Figure dataset records:
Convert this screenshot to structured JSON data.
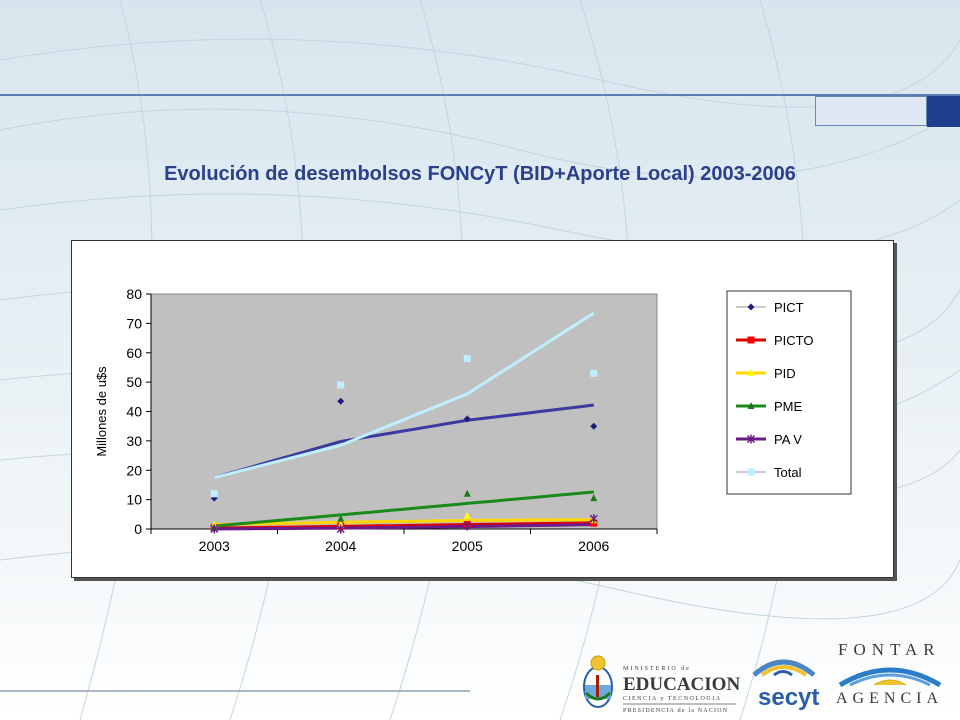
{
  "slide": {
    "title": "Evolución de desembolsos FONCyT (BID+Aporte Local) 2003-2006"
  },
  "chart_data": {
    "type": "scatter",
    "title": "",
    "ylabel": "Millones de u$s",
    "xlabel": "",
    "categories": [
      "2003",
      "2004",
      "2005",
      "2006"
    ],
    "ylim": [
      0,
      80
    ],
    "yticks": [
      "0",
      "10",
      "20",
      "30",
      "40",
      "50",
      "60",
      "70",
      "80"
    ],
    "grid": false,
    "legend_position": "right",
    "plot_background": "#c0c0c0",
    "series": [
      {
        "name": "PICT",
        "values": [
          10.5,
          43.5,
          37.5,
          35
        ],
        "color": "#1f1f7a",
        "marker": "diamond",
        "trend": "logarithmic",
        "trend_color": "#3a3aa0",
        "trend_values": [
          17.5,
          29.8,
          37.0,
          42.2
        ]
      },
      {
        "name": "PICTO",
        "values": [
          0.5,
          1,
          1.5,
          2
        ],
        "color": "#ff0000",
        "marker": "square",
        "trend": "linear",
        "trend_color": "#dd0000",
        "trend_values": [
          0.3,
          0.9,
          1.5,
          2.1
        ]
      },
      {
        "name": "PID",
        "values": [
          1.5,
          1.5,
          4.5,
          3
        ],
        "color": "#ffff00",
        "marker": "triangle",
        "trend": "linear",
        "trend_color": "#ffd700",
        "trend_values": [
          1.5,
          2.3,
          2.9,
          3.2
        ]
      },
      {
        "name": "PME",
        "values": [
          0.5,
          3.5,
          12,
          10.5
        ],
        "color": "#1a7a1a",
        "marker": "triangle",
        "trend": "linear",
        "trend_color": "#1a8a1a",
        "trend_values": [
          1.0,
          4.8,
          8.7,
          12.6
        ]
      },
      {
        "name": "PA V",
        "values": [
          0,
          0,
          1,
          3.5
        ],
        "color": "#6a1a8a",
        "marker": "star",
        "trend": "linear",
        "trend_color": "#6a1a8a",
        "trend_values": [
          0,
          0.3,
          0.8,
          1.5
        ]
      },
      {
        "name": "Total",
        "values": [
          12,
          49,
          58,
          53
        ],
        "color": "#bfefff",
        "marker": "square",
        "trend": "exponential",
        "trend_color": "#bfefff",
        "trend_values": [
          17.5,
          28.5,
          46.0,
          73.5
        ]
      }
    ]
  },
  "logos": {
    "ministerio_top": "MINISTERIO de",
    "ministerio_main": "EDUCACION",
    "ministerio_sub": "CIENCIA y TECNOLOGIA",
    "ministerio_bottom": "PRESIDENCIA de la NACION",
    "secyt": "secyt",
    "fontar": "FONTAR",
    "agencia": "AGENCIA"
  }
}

**Job**
Your task is to copy the entries in full and exactly, without any images.

**Response to the exercise**
Convert this screenshot to structured JSON data.
{
  "slide": {
    "title": "Evolución de desembolsos FONCyT (BID+Aporte Local) 2003-2006"
  },
  "chart_data": {
    "type": "scatter",
    "title": "",
    "ylabel": "Millones de u$s",
    "xlabel": "",
    "categories": [
      "2003",
      "2004",
      "2005",
      "2006"
    ],
    "ylim": [
      0,
      80
    ],
    "yticks": [
      "0",
      "10",
      "20",
      "30",
      "40",
      "50",
      "60",
      "70",
      "80"
    ],
    "grid": false,
    "legend_position": "right",
    "plot_background": "#c0c0c0",
    "series": [
      {
        "name": "PICT",
        "values": [
          10.5,
          43.5,
          37.5,
          35
        ],
        "color": "#1f1f7a",
        "marker": "diamond",
        "trend": "logarithmic",
        "trend_color": "#3a3aa0",
        "trend_values": [
          17.5,
          29.8,
          37.0,
          42.2
        ]
      },
      {
        "name": "PICTO",
        "values": [
          0.5,
          1,
          1.5,
          2
        ],
        "color": "#ff0000",
        "marker": "square",
        "trend": "linear",
        "trend_color": "#dd0000",
        "trend_values": [
          0.3,
          0.9,
          1.5,
          2.1
        ]
      },
      {
        "name": "PID",
        "values": [
          1.5,
          1.5,
          4.5,
          3
        ],
        "color": "#ffff00",
        "marker": "triangle",
        "trend": "linear",
        "trend_color": "#ffd700",
        "trend_values": [
          1.5,
          2.3,
          2.9,
          3.2
        ]
      },
      {
        "name": "PME",
        "values": [
          0.5,
          3.5,
          12,
          10.5
        ],
        "color": "#1a7a1a",
        "marker": "triangle",
        "trend": "linear",
        "trend_color": "#1a8a1a",
        "trend_values": [
          1.0,
          4.8,
          8.7,
          12.6
        ]
      },
      {
        "name": "PA V",
        "values": [
          0,
          0,
          1,
          3.5
        ],
        "color": "#6a1a8a",
        "marker": "star",
        "trend": "linear",
        "trend_color": "#6a1a8a",
        "trend_values": [
          0,
          0.3,
          0.8,
          1.5
        ]
      },
      {
        "name": "Total",
        "values": [
          12,
          49,
          58,
          53
        ],
        "color": "#bfefff",
        "marker": "square",
        "trend": "exponential",
        "trend_color": "#bfefff",
        "trend_values": [
          17.5,
          28.5,
          46.0,
          73.5
        ]
      }
    ]
  },
  "logos": {
    "ministerio_top": "MINISTERIO de",
    "ministerio_main": "EDUCACION",
    "ministerio_sub": "CIENCIA y TECNOLOGIA",
    "ministerio_bottom": "PRESIDENCIA de la NACION",
    "secyt": "secyt",
    "fontar": "FONTAR",
    "agencia": "AGENCIA"
  }
}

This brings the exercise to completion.